**Records for this exercise:**
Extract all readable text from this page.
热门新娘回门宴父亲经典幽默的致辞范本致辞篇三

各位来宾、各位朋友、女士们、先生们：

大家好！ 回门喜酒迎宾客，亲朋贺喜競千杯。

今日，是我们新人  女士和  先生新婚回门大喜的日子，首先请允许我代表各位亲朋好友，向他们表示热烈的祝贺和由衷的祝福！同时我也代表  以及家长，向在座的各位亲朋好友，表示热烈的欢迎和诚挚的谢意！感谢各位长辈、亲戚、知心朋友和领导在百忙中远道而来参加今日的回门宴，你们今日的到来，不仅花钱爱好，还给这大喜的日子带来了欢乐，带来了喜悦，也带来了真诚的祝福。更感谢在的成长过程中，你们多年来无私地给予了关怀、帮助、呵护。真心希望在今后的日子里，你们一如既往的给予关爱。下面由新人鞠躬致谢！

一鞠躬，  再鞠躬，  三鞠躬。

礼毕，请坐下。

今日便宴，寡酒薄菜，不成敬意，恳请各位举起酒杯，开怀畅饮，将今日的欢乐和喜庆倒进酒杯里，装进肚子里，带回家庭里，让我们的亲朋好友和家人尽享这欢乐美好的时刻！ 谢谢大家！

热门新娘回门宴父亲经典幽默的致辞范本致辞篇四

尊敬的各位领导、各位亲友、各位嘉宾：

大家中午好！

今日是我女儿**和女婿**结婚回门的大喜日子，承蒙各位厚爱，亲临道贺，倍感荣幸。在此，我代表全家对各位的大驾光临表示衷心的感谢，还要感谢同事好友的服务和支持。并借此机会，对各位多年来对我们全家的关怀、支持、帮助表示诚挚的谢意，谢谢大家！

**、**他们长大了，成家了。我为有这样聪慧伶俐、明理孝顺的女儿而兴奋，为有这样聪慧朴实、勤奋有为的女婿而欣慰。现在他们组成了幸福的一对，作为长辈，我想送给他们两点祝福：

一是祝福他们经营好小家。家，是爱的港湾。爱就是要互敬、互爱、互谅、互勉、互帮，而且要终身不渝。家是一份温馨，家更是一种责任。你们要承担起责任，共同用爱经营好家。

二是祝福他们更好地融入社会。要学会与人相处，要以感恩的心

**What is required:** Copy all lines in the listing above where the string "谢谢大家" appears.

**Output for this task:**
今日便宴，寡酒薄菜，不成敬意，恳请各位举起酒杯，开怀畅饮，将今日的欢乐和喜庆倒进酒杯里，装进肚子里，带回家庭里，让我们的亲朋好友和家人尽享这欢乐美好的时刻！ 谢谢大家！
今日是我女儿**和女婿**结婚回门的大喜日子，承蒙各位厚爱，亲临道贺，倍感荣幸。在此，我代表全家对各位的大驾光临表示衷心的感谢，还要感谢同事好友的服务和支持。并借此机会，对各位多年来对我们全家的关怀、支持、帮助表示诚挚的谢意，谢谢大家！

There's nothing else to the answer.